* _Supplied text_
########
Analysis: Innovation is a retail buzzword – but what does it really mean?
Tuesday 11 March, 2014
‘Innovation’ is a buzzword among retailers, but what actually is innovation and what does it mean for retailers?
That was the question posed at the launch of retail and consumer innovation hub TrueStart last week. At the conference, R:Evolution, co-founder Matt Truman urged retailers to be at the forefront of innovation, as “technological change has never impacted the retail space as much as it is today”.
He maintained that access to innovation does not have to cost the earth, and retailers should be open to new ideas in order to stay ahead of the customer.
But innovation remains a tricky concept. Unilever investment director Lisa Smith said: “In the corporate world innovation is scary. Taking risks is a difficult cultural thing to overcome.”
She added: “Previously companies could organically let innovation come through the organization, but now they have to proactively manage it. Whether that’s through skunkworks or venture labs, you need to find out what works for you.”
Samsung head of Digital Appliance Innovation – Europe Ran Merkazy said that corporates need to find a way to de-risk failure so they can innovate. “People say it’s easy for start-ups to innovate as they can fail and it doesn’t matter but corporates must find their own way to manage the risks,” he said. “Whether that is working with bodies such as TrueStart or finding your own internal system, it’s essential in a modern business to innovate and take risks.”
Understanding innovation is essential for businesses, said Salesforce chief scientist JP Rangaswami. He believes innovation follows three principles.
########
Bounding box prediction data
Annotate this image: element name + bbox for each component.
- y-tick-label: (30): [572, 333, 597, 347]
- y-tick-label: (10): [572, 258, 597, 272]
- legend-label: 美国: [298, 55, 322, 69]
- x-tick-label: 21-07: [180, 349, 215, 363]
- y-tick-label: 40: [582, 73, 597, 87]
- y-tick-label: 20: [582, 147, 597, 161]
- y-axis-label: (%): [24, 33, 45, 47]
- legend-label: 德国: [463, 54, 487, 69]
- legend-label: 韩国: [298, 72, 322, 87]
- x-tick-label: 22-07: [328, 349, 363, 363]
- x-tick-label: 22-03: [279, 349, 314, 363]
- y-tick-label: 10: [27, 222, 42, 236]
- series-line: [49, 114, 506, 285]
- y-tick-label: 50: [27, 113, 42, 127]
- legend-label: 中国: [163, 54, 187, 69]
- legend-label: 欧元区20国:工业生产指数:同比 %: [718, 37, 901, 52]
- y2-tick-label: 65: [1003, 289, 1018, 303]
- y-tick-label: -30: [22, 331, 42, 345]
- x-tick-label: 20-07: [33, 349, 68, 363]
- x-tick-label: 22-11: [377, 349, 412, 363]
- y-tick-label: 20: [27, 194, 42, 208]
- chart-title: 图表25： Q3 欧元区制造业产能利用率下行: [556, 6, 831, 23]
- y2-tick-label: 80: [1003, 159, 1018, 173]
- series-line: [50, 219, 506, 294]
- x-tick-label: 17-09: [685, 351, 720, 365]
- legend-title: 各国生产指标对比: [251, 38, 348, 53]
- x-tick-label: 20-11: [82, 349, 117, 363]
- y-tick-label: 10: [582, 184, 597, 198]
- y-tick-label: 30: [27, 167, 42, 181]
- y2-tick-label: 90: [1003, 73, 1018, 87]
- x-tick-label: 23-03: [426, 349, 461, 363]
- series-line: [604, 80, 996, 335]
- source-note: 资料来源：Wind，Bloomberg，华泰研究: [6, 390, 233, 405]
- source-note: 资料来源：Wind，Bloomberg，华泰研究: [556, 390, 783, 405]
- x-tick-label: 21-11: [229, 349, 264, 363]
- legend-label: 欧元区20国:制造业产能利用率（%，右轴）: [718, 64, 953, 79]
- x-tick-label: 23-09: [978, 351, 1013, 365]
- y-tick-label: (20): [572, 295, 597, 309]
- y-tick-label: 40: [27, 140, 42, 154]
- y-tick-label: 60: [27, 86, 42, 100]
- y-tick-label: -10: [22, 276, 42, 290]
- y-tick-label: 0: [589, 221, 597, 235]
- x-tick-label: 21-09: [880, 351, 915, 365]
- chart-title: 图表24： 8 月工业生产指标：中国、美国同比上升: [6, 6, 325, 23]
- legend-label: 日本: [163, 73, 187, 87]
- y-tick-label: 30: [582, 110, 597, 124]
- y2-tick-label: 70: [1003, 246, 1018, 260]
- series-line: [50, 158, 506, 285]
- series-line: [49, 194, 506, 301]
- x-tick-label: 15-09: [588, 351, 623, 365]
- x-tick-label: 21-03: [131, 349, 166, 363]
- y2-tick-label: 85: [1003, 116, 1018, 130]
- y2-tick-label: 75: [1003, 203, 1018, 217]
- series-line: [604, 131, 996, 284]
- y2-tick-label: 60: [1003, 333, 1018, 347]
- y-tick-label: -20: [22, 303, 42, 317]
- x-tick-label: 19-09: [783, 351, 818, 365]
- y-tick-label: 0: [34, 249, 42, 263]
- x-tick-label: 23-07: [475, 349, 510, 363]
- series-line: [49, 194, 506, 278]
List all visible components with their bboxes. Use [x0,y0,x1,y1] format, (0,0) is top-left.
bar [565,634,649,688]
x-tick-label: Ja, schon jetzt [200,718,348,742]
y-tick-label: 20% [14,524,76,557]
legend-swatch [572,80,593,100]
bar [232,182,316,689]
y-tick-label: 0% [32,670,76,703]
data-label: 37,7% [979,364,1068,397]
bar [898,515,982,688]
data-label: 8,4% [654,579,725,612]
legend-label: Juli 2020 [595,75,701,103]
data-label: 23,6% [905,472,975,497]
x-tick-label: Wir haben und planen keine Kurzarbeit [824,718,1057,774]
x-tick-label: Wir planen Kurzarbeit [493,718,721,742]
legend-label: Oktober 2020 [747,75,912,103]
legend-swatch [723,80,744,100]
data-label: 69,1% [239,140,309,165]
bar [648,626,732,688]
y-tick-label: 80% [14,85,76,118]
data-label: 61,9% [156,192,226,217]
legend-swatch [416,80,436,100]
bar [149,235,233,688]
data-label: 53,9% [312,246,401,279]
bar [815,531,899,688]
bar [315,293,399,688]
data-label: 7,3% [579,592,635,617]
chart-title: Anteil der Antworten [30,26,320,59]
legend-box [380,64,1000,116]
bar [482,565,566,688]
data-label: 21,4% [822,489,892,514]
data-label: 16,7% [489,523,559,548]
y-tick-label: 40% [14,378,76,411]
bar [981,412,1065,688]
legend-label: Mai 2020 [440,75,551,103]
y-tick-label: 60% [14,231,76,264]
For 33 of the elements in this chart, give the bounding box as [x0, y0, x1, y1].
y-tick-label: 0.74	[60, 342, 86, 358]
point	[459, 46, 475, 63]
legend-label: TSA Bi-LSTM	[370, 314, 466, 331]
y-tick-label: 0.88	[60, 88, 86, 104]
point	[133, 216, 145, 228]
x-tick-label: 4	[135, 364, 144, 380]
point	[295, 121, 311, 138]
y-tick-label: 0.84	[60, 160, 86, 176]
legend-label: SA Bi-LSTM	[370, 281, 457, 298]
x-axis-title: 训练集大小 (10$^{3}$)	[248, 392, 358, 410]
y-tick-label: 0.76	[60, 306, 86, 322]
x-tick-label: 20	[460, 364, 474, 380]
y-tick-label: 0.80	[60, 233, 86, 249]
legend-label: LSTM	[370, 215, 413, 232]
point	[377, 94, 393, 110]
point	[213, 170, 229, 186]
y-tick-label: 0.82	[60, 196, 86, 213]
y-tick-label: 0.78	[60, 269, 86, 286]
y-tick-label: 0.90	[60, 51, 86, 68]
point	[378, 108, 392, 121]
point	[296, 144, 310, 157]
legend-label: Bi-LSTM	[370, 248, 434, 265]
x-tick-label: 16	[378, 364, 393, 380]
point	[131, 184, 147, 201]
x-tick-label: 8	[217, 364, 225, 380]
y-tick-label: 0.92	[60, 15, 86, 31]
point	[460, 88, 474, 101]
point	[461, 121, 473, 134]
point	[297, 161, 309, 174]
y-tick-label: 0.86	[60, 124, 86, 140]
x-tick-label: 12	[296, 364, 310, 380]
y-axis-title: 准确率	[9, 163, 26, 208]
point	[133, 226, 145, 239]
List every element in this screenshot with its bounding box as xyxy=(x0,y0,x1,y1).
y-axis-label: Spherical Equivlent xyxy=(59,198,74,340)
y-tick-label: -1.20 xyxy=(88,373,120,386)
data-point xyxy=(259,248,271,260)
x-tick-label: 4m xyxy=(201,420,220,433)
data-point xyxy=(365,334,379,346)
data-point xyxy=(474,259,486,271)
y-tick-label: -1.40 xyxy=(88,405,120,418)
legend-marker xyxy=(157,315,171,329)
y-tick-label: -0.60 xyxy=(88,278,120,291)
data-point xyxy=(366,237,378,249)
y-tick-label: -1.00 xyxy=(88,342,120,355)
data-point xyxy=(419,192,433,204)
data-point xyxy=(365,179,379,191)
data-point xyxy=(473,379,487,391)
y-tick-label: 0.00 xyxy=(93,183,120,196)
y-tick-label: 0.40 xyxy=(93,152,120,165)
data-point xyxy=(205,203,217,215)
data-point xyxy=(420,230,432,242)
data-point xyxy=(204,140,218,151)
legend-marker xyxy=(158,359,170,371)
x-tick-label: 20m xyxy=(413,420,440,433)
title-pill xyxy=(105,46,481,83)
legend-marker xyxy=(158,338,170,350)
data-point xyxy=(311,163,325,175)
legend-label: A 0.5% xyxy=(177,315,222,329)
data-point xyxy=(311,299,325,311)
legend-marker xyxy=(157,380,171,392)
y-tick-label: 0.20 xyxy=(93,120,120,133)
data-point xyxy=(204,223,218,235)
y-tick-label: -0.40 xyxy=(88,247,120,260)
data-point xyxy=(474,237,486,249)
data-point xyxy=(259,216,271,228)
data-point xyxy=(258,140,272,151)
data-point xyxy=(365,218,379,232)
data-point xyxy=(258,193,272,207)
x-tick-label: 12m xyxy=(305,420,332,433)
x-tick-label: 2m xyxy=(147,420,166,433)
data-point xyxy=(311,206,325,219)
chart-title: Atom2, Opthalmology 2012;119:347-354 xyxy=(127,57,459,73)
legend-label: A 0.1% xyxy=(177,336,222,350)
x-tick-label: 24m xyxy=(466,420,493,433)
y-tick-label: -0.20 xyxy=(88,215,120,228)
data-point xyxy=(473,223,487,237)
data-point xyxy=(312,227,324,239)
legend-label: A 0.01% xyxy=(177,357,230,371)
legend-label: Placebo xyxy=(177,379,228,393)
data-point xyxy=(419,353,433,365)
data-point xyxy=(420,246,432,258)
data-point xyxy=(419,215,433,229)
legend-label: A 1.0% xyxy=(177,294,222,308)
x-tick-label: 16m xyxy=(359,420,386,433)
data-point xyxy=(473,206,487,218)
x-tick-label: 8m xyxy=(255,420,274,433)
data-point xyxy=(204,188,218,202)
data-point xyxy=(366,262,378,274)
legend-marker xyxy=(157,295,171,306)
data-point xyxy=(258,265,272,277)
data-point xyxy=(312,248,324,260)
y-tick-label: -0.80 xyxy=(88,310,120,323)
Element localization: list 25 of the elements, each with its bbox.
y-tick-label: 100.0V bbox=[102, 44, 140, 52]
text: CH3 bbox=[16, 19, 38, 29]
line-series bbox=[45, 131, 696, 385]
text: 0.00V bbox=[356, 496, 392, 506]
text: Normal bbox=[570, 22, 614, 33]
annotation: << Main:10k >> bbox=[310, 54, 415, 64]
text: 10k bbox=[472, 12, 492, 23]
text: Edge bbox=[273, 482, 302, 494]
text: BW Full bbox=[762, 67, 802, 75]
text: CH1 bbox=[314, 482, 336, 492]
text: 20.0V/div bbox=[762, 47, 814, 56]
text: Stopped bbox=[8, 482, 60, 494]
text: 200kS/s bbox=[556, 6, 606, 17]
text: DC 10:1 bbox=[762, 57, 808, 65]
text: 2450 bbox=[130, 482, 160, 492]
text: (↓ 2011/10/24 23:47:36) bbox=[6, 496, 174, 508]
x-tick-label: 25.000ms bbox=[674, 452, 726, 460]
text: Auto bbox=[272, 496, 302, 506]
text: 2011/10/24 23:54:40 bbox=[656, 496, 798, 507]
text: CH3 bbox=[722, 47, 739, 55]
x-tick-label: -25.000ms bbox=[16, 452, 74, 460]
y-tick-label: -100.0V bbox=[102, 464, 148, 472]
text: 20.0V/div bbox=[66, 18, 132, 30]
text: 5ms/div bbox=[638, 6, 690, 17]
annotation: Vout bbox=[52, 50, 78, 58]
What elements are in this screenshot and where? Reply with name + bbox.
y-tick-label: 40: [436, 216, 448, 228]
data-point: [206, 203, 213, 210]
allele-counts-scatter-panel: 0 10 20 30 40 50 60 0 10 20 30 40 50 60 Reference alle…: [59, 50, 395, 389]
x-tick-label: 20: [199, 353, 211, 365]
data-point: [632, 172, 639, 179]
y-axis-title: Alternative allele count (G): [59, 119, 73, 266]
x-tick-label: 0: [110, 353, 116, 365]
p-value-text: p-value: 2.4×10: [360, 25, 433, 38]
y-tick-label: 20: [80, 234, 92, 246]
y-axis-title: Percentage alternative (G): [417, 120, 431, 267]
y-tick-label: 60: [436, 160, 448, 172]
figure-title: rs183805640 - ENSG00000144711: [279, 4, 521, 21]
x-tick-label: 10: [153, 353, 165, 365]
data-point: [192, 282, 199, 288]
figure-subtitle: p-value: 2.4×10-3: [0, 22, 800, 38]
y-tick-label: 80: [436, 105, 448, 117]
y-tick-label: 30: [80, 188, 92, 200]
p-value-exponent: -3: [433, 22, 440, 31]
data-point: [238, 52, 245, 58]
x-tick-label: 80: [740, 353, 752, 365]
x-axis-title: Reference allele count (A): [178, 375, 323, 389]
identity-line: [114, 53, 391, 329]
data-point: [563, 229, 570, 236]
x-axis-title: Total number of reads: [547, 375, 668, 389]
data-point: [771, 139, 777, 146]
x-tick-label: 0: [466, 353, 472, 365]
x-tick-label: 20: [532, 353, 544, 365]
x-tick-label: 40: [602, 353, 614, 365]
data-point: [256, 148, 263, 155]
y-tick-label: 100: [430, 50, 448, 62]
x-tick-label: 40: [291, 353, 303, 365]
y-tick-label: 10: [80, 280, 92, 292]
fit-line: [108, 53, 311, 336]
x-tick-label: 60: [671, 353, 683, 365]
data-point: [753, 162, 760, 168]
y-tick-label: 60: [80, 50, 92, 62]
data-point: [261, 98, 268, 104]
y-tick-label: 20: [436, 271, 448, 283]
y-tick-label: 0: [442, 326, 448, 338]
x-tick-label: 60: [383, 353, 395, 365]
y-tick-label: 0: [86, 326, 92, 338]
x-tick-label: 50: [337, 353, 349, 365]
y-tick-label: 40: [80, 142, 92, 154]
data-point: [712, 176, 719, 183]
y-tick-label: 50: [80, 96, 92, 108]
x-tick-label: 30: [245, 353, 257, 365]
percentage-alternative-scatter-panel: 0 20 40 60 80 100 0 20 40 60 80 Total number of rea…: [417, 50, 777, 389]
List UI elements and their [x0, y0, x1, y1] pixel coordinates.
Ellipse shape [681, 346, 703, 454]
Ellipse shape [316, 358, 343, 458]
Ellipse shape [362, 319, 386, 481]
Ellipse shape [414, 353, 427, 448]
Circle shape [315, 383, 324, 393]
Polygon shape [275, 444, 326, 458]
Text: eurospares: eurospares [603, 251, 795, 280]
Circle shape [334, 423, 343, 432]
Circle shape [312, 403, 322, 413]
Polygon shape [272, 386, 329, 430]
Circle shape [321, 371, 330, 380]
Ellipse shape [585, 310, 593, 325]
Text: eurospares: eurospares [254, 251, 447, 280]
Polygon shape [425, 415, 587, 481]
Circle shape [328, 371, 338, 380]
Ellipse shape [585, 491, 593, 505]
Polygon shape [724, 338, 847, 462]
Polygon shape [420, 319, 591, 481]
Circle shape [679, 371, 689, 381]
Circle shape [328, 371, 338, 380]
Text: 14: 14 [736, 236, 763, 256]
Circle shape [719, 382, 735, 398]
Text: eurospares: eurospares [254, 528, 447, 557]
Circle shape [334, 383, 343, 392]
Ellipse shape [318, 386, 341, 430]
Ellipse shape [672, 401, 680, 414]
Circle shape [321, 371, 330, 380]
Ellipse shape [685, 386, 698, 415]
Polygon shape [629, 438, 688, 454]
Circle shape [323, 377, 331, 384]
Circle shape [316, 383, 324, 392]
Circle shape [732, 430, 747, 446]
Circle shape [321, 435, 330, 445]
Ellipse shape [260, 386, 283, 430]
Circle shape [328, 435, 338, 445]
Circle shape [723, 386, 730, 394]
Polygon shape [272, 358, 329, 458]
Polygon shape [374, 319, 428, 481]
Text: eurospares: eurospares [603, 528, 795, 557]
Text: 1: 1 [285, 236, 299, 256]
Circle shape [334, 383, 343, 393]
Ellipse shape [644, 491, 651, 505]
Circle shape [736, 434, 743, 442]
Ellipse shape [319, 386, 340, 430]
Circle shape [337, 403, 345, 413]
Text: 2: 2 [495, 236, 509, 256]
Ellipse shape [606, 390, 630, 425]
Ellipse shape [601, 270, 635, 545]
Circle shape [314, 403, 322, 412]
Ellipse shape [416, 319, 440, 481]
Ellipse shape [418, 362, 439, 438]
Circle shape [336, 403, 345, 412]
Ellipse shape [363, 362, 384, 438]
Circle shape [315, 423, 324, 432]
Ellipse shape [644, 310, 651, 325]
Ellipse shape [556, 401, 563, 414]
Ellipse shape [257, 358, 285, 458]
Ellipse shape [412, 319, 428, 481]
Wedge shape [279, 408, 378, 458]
########
* _Task_
Please copy out, word for word, the part of the retail innovation analysis that opens with the words "Tuesday 11 March, 2014" and closes with "of the customer.".

* _Solution to this task_
Tuesday 11 March, 2014
‘Innovation’ is a buzzword among retailers, but what actually is innovation and what does it mean for retailers?
That was the question posed at the launch of retail and consumer innovation hub TrueStart last week. At the conference, R:Evolution, co-founder Matt Truman urged retailers to be at the forefront of innovation, as “technological change has never impacted the retail space as much as it is today”.
He maintained that access to innovation does not have to cost the earth, and retailers should be open to new ideas in order to stay ahead of the customer.